SOURCE DATA >>

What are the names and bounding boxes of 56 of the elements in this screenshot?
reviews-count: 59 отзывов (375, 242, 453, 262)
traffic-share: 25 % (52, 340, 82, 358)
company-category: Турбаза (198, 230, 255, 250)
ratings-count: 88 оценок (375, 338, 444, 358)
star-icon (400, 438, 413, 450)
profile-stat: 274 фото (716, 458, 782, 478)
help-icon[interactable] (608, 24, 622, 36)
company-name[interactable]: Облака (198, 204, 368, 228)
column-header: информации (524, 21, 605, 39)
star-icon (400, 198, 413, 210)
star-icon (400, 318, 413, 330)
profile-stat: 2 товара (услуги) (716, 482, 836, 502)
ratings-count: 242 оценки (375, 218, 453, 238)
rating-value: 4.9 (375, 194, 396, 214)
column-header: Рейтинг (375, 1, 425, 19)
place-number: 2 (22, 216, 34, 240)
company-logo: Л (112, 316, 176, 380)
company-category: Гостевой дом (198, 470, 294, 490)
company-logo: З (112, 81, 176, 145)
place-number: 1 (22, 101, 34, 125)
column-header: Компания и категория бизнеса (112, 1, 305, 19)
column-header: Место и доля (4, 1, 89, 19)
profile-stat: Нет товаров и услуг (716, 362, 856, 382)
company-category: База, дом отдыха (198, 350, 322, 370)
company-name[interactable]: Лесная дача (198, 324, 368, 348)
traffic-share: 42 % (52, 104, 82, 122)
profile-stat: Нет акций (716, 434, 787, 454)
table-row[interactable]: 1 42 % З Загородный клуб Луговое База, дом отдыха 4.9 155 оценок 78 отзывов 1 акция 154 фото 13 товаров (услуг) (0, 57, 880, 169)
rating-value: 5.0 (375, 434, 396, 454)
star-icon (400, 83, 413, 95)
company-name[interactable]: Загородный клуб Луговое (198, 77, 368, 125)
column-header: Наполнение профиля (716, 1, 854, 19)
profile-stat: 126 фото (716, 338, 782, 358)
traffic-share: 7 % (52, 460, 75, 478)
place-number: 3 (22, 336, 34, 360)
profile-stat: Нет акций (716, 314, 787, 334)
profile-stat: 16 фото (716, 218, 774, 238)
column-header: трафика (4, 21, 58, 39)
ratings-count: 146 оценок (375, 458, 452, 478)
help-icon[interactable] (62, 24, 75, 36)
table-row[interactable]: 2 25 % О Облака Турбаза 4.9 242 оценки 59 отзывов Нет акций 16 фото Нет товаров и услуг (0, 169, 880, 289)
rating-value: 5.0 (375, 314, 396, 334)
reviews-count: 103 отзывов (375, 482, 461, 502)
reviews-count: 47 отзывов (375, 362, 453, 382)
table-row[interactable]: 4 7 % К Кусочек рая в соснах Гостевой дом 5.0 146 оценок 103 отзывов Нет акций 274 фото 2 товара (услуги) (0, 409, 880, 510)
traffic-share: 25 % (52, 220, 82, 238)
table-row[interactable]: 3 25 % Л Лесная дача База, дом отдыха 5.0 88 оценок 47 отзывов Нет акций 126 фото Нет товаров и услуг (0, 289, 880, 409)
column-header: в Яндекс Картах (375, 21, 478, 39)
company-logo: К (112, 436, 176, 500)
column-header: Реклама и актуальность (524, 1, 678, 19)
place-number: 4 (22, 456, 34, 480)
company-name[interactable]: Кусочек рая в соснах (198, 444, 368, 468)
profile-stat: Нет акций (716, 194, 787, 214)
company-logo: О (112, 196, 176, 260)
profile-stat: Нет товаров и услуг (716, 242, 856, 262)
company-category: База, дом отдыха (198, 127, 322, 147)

INSTRUCTION >> Reproduce all of the rows above character for character, keeping their order and line breaks unchanged.

REPLY TO THE EXERCISE >>
What are the names and bounding boxes of 56 of the elements in this screenshot?
reviews-count: 59 отзывов (375, 242, 453, 262)
traffic-share: 25 % (52, 340, 82, 358)
company-category: Турбаза (198, 230, 255, 250)
ratings-count: 88 оценок (375, 338, 444, 358)
star-icon (400, 438, 413, 450)
profile-stat: 274 фото (716, 458, 782, 478)
help-icon[interactable] (608, 24, 622, 36)
company-name[interactable]: Облака (198, 204, 368, 228)
column-header: информации (524, 21, 605, 39)
star-icon (400, 198, 413, 210)
star-icon (400, 318, 413, 330)
profile-stat: 2 товара (услуги) (716, 482, 836, 502)
ratings-count: 242 оценки (375, 218, 453, 238)
rating-value: 4.9 (375, 194, 396, 214)
column-header: Рейтинг (375, 1, 425, 19)
place-number: 2 (22, 216, 34, 240)
company-logo: Л (112, 316, 176, 380)
company-category: Гостевой дом (198, 470, 294, 490)
company-logo: З (112, 81, 176, 145)
place-number: 1 (22, 101, 34, 125)
column-header: Компания и категория бизнеса (112, 1, 305, 19)
column-header: Место и доля (4, 1, 89, 19)
profile-stat: Нет товаров и услуг (716, 362, 856, 382)
company-category: База, дом отдыха (198, 350, 322, 370)
company-name[interactable]: Лесная дача (198, 324, 368, 348)
traffic-share: 42 % (52, 104, 82, 122)
profile-stat: Нет акций (716, 434, 787, 454)
table-row[interactable]: 1 42 % З Загородный клуб Луговое База, дом отдыха 4.9 155 оценок 78 отзывов 1 акция 154 фото 13 товаров (услуг) (0, 57, 880, 169)
rating-value: 5.0 (375, 434, 396, 454)
star-icon (400, 83, 413, 95)
company-name[interactable]: Загородный клуб Луговое (198, 77, 368, 125)
column-header: Наполнение профиля (716, 1, 854, 19)
profile-stat: 126 фото (716, 338, 782, 358)
traffic-share: 7 % (52, 460, 75, 478)
place-number: 3 (22, 336, 34, 360)
profile-stat: Нет акций (716, 314, 787, 334)
profile-stat: 16 фото (716, 218, 774, 238)
column-header: трафика (4, 21, 58, 39)
ratings-count: 146 оценок (375, 458, 452, 478)
help-icon[interactable] (62, 24, 75, 36)
table-row[interactable]: 2 25 % О Облака Турбаза 4.9 242 оценки 59 отзывов Нет акций 16 фото Нет товаров и услуг (0, 169, 880, 289)
rating-value: 5.0 (375, 314, 396, 334)
reviews-count: 103 отзывов (375, 482, 461, 502)
reviews-count: 47 отзывов (375, 362, 453, 382)
table-row[interactable]: 4 7 % К Кусочек рая в соснах Гостевой дом 5.0 146 оценок 103 отзывов Нет акций 274 фото 2 товара (услуги) (0, 409, 880, 510)
traffic-share: 25 % (52, 220, 82, 238)
table-row[interactable]: 3 25 % Л Лесная дача База, дом отдыха 5.0 88 оценок 47 отзывов Нет акций 126 фото Нет товаров и услуг (0, 289, 880, 409)
column-header: в Яндекс Картах (375, 21, 478, 39)
company-logo: К (112, 436, 176, 500)
column-header: Реклама и актуальность (524, 1, 678, 19)
place-number: 4 (22, 456, 34, 480)
company-name[interactable]: Кусочек рая в соснах (198, 444, 368, 468)
profile-stat: Нет акций (716, 194, 787, 214)
company-logo: О (112, 196, 176, 260)
profile-stat: Нет товаров и услуг (716, 242, 856, 262)
company-category: База, дом отдыха (198, 127, 322, 147)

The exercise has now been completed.